* _To do_:
Copy each line containing the word "редакция" from the records that follow, please.

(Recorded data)

[START]

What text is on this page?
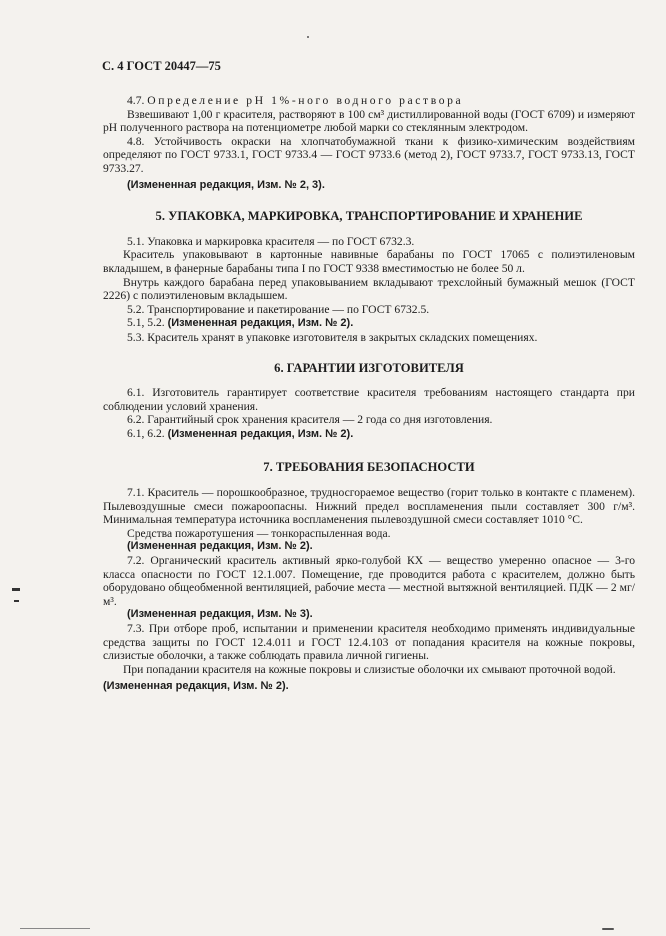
С. 4 ГОСТ 20447—75

4.7. Определение pH 1%-ного водного раствора

Взвешивают 1,00 г красителя, растворяют в 100 см³ дистиллированной воды (ГОСТ 6709) и измеряют pH полученного раствора на потенциометре любой марки со стеклянным электродом.

4.8. Устойчивость окраски на хлопчатобумажной ткани к физико-химическим воздействиям определяют по ГОСТ 9733.1, ГОСТ 9733.4 — ГОСТ 9733.6 (метод 2), ГОСТ 9733.7, ГОСТ 9733.13, ГОСТ 9733.27.

(Измененная редакция, Изм. № 2, 3).

5. УПАКОВКА, МАРКИРОВКА, ТРАНСПОРТИРОВАНИЕ И ХРАНЕНИЕ

5.1. Упаковка и маркировка красителя — по ГОСТ 6732.3.

Краситель упаковывают в картонные навивные барабаны по ГОСТ 17065 с полиэтиленовым вкладышем, в фанерные барабаны типа I по ГОСТ 9338 вместимостью не более 50 л.

Внутрь каждого барабана перед упаковыванием вкладывают трехслойный бумажный мешок (ГОСТ 2226) с полиэтиленовым вкладышем.

5.2. Транспортирование и пакетирование — по ГОСТ 6732.5.

5.1, 5.2. (Измененная редакция, Изм. № 2).

5.3. Краситель хранят в упаковке изготовителя в закрытых складских помещениях.

6. ГАРАНТИИ ИЗГОТОВИТЕЛЯ

6.1. Изготовитель гарантирует соответствие красителя требованиям настоящего стандарта при соблюдении условий хранения.

6.2. Гарантийный срок хранения красителя — 2 года со дня изготовления.

6.1, 6.2. (Измененная редакция, Изм. № 2).

7. ТРЕБОВАНИЯ БЕЗОПАСНОСТИ

7.1. Краситель — порошкообразное, трудносгораемое вещество (горит только в контакте с пламенем). Пылевоздушные смеси пожароопасны. Нижний предел воспламенения пыли составляет 300 г/м³. Минимальная температура источника воспламенения пылевоздушной смеси составляет 1010 °С.

Средства пожаротушения — тонкораспыленная вода.

(Измененная редакция, Изм. № 2).

7.2. Органический краситель активный ярко-голубой КХ — вещество умеренно опасное — 3-го класса опасности по ГОСТ 12.1.007. Помещение, где проводится работа с красителем, должно быть оборудовано общеобменной вентиляцией, рабочие места — местной вытяжной вентиляцией. ПДК — 2 мг/м³.

(Измененная редакция, Изм. № 3).

7.3. При отборе проб, испытании и применении красителя необходимо применять индивидуальные средства защиты по ГОСТ 12.4.011 и ГОСТ 12.4.103 от попадания красителя на кожные покровы, слизистые оболочки, а также соблюдать правила личной гигиены.

При попадании красителя на кожные покровы и слизистые оболочки их смывают проточной водой.

(Измененная редакция, Изм. № 2).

[END]

* _Solution to this exercise_:
(Измененная редакция, Изм. № 2, 3).
5.1, 5.2. (Измененная редакция, Изм. № 2).
6.1, 6.2. (Измененная редакция, Изм. № 2).
(Измененная редакция, Изм. № 2).
(Измененная редакция, Изм. № 3).
(Измененная редакция, Изм. № 2).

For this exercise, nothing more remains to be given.